====== Entries shown

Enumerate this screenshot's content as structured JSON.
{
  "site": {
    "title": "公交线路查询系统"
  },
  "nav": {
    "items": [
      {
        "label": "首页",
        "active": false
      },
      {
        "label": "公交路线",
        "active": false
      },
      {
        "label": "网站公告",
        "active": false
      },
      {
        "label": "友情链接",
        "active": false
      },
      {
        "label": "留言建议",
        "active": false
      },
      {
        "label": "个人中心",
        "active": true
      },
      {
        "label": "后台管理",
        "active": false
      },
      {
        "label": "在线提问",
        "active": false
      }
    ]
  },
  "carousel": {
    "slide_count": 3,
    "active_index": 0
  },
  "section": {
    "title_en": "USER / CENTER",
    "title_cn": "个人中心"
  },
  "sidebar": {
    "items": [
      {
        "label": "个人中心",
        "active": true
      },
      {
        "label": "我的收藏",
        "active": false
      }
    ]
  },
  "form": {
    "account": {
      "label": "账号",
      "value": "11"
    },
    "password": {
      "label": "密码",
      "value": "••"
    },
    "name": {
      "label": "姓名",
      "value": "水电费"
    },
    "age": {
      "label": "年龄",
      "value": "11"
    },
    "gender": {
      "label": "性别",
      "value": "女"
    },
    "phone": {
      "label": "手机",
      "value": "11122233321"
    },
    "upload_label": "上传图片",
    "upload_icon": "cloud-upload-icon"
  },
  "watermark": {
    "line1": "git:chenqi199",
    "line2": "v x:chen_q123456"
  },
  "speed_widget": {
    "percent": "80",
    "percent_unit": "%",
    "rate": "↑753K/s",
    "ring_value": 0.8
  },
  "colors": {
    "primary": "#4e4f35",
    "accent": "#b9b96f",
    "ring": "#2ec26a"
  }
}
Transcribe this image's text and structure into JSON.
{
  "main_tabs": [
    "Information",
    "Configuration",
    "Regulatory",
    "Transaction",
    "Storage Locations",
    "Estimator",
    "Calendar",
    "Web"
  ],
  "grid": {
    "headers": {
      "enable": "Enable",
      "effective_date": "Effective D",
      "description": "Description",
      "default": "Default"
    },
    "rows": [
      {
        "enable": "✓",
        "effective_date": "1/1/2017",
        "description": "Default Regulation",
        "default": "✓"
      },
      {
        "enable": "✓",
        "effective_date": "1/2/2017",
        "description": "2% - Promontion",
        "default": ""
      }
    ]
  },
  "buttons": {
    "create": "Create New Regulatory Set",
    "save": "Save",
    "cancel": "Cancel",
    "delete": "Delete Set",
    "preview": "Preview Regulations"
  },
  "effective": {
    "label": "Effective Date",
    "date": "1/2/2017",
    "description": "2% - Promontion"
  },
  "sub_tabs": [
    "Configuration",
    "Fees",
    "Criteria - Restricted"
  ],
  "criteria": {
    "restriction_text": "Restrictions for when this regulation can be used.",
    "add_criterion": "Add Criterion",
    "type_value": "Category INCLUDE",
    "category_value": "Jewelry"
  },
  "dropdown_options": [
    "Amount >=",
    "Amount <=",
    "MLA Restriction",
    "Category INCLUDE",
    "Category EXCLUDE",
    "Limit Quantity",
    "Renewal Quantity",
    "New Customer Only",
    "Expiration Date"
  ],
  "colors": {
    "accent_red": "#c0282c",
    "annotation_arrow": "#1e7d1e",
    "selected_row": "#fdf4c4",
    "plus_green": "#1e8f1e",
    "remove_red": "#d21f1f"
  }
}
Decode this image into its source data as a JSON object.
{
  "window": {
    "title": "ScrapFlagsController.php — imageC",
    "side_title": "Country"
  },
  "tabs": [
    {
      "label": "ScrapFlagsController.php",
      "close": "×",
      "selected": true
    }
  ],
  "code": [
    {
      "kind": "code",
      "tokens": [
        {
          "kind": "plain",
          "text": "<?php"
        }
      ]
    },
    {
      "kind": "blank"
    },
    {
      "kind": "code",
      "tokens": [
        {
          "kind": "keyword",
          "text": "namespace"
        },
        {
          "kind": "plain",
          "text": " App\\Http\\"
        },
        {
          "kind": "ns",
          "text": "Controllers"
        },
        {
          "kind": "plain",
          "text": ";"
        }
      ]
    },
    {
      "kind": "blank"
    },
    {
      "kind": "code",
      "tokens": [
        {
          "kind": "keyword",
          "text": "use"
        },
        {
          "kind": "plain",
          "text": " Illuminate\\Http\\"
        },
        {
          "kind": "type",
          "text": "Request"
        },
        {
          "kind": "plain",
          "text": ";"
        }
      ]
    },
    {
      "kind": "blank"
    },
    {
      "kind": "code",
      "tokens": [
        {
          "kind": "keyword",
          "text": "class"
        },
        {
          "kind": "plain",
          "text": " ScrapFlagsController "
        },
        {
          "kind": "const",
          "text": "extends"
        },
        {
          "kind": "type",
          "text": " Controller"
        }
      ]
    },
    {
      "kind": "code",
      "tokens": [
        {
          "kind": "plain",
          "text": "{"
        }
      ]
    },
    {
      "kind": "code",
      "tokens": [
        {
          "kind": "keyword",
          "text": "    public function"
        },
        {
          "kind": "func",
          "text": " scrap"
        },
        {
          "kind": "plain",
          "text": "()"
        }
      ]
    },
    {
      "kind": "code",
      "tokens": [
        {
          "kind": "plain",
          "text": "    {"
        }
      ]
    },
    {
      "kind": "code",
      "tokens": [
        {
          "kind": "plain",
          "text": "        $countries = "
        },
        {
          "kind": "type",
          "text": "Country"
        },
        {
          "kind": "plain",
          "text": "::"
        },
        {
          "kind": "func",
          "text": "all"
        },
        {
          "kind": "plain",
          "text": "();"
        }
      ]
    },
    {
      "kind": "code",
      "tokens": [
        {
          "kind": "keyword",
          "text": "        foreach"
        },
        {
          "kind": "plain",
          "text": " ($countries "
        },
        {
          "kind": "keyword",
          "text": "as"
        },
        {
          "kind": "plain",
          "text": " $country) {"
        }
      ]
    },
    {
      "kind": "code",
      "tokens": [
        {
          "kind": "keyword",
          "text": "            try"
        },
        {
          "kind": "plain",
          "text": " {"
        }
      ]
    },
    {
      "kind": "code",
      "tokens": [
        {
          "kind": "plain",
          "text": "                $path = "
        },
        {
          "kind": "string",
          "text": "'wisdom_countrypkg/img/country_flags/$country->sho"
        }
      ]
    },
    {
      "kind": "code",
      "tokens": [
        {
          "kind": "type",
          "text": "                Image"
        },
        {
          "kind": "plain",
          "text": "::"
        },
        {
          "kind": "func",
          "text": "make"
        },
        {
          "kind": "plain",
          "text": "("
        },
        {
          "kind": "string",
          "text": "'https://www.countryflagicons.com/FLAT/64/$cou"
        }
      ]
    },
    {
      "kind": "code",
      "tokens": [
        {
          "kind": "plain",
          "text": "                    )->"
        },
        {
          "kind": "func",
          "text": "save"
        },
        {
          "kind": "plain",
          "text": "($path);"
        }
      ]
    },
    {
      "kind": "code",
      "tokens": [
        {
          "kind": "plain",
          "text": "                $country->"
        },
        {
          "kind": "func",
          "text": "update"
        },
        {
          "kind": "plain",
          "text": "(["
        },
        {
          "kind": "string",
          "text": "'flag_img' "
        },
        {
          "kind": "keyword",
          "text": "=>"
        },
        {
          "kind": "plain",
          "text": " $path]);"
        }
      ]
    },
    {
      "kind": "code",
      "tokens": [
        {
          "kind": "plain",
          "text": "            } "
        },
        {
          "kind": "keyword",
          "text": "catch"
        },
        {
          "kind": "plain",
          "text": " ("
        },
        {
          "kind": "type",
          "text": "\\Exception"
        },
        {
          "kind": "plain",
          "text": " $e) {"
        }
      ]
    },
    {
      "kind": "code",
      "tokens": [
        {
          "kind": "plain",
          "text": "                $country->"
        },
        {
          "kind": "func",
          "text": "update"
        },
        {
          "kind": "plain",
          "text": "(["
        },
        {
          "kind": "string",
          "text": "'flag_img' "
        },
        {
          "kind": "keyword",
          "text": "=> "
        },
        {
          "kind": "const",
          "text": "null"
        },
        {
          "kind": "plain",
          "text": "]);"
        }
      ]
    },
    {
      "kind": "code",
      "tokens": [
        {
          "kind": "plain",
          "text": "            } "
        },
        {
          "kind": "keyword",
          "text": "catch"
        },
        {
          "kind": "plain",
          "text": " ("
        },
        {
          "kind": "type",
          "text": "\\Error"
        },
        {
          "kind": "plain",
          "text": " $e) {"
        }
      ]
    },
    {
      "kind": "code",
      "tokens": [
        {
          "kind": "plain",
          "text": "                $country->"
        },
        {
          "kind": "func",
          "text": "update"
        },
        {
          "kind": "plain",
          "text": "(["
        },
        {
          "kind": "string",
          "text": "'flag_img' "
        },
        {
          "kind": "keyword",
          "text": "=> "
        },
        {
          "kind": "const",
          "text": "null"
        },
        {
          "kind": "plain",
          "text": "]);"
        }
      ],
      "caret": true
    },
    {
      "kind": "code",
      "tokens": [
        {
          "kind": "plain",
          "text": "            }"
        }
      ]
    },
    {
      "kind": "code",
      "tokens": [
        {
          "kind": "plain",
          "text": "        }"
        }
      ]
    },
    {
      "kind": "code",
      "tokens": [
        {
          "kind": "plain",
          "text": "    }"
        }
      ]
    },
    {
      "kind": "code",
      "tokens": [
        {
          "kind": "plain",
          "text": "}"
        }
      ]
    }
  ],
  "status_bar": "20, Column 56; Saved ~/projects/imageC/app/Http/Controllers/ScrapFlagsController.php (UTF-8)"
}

============

◆ Goal of the exercise:
What is the number of lines above that contain "Promontion"? Answer with that number only.

◆ Response for this exercise:
2